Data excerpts
※ ※ ※
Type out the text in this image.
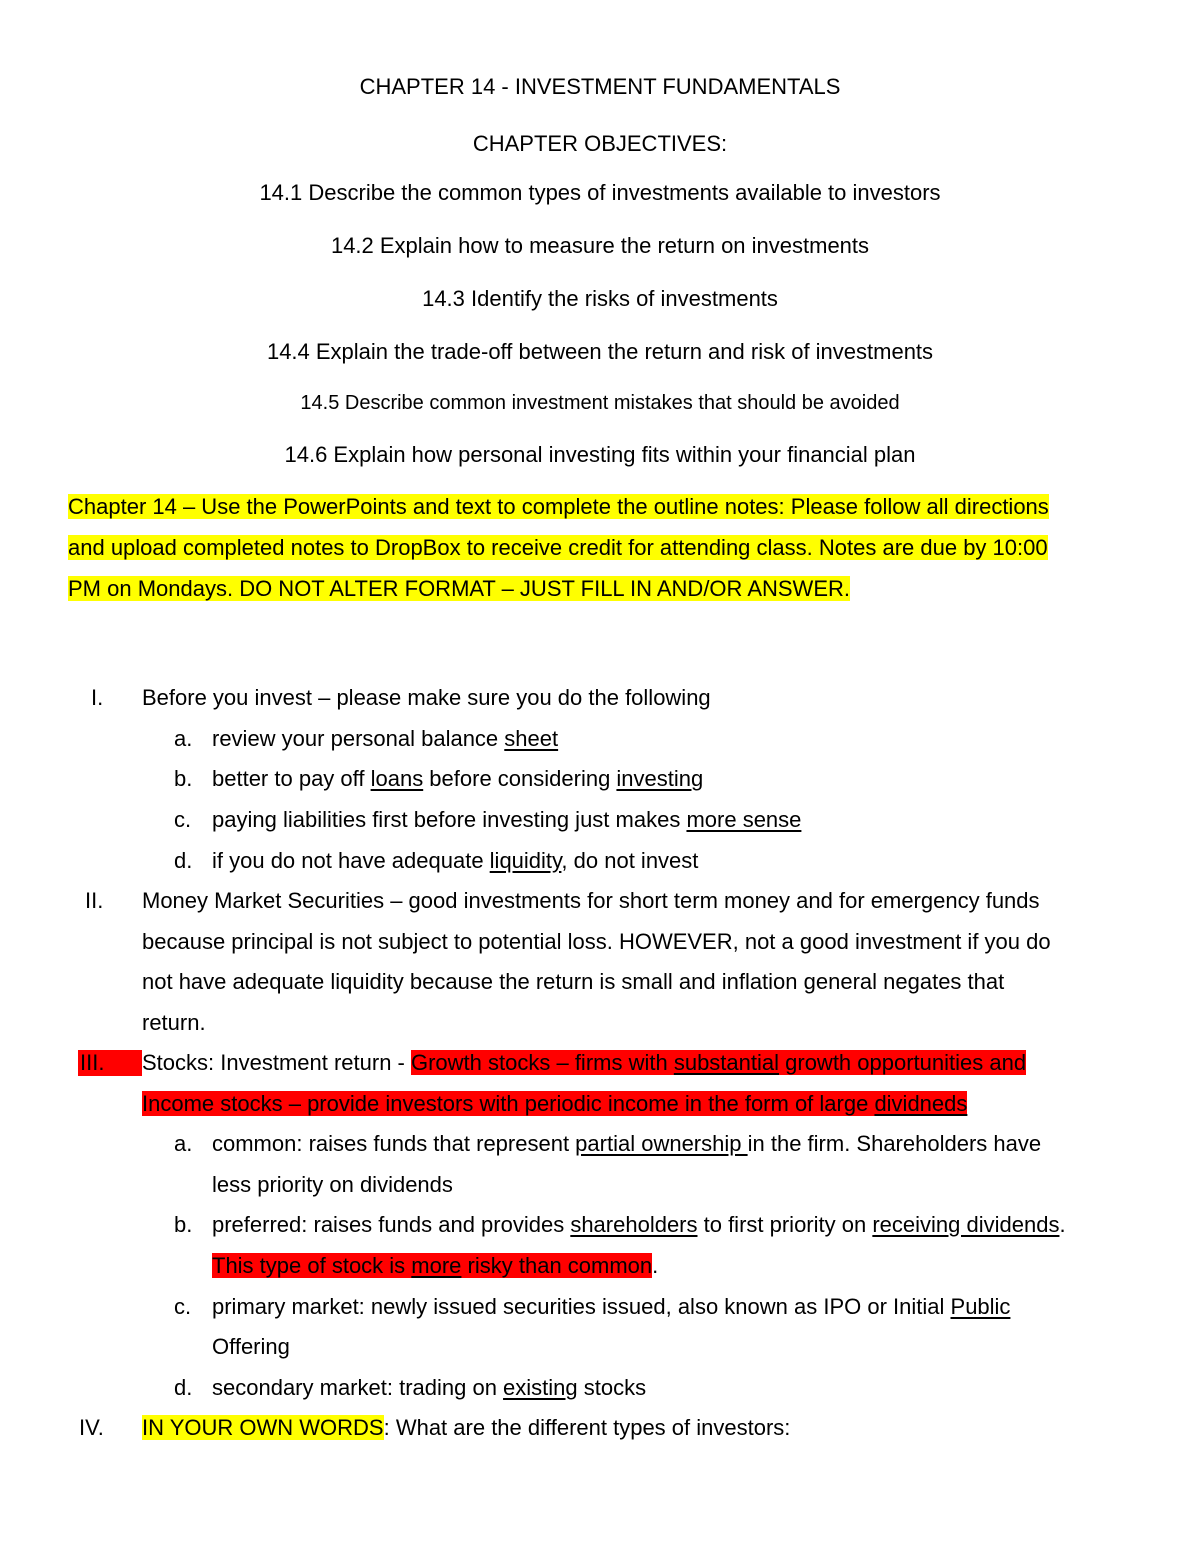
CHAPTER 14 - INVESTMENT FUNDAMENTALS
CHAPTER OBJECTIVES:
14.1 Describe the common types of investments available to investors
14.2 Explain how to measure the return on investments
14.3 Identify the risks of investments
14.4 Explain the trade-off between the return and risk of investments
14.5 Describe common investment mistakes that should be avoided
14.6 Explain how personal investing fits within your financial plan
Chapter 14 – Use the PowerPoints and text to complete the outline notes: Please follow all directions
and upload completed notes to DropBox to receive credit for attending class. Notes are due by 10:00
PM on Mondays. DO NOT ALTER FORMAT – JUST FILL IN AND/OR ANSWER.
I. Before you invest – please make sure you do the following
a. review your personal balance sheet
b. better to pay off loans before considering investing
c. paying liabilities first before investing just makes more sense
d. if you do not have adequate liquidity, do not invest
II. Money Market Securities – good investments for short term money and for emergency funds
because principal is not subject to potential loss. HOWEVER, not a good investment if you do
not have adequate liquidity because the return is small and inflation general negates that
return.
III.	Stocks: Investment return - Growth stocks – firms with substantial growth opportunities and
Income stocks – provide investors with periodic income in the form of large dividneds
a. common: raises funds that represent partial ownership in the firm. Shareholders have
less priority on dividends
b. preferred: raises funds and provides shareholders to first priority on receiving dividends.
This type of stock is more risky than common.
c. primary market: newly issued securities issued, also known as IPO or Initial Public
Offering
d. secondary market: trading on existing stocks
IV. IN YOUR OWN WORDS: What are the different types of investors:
※ ※ ※
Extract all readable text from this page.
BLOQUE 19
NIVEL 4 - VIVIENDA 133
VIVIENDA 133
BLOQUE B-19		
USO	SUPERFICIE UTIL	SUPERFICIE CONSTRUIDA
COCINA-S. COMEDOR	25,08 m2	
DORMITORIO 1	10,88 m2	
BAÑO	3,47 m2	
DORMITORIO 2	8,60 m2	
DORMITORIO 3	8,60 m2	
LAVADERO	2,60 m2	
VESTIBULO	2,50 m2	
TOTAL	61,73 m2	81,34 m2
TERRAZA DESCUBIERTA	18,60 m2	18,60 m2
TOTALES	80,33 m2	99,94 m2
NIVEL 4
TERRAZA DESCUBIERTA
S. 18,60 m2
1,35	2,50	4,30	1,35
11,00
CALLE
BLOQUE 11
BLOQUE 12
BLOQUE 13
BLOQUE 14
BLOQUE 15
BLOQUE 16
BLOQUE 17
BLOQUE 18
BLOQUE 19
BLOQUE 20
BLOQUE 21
※ ※ ※
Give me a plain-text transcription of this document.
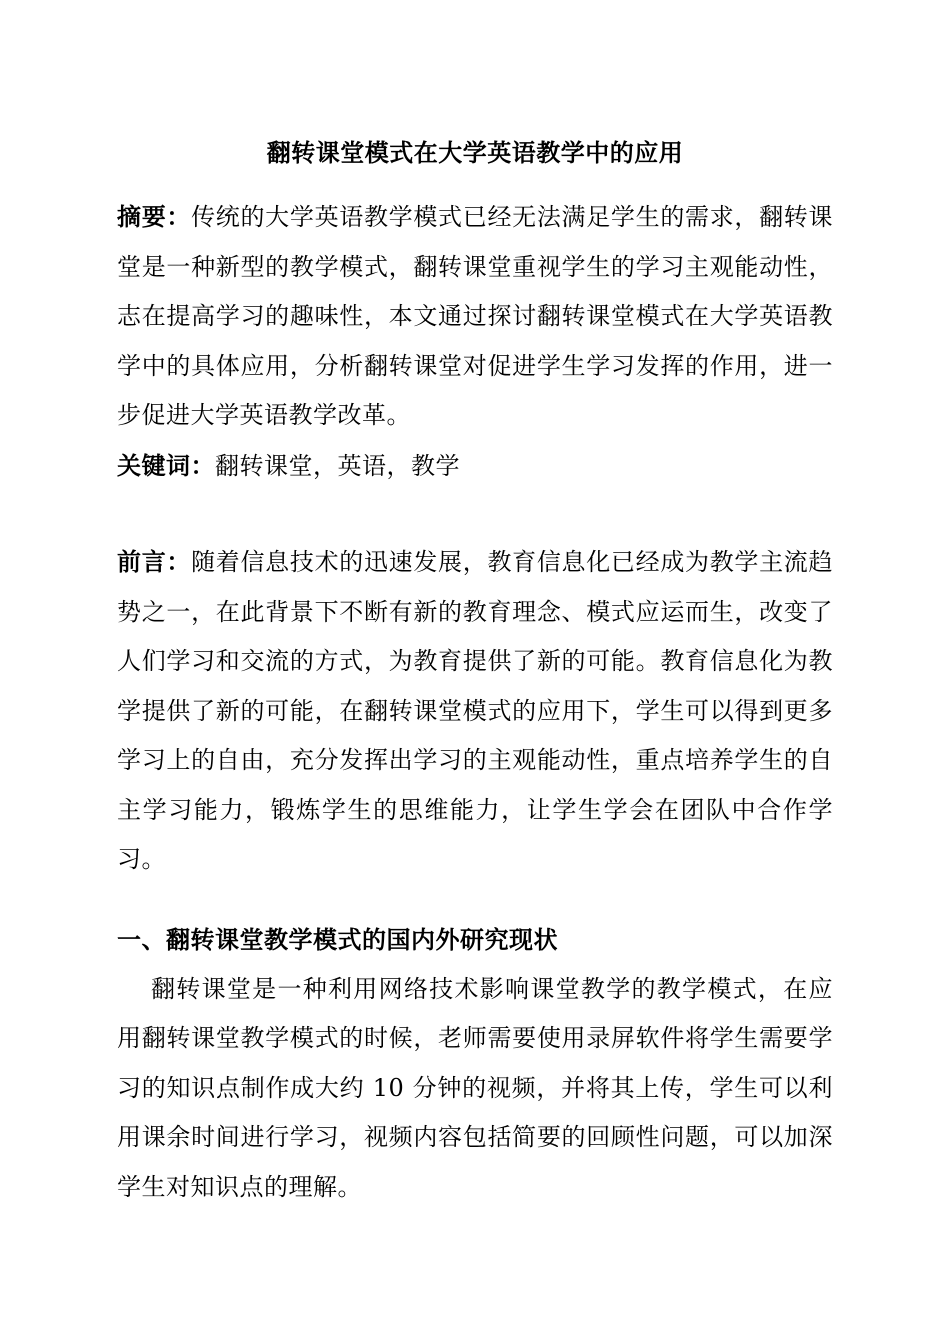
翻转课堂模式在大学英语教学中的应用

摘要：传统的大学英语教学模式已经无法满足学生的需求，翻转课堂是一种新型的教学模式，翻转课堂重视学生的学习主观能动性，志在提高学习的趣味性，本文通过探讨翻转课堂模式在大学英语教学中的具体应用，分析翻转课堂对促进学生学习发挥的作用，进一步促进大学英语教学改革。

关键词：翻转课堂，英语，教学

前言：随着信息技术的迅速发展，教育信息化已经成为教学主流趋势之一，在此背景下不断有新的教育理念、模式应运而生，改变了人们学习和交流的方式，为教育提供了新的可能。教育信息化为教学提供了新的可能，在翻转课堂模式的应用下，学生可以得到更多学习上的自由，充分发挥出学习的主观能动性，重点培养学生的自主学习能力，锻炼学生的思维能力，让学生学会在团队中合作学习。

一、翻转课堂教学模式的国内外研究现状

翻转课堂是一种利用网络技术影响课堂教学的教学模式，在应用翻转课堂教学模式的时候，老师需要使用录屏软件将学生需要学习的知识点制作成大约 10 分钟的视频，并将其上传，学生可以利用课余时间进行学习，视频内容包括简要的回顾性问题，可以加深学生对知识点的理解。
※ ※ ※
:: What the task requires ::
Search the entries for "first" and copy out each line that has it.

:: Solution to the problem ::
c. paying liabilities first before investing just makes more sense
b. preferred: raises funds and provides shareholders to first priority on receiving dividends.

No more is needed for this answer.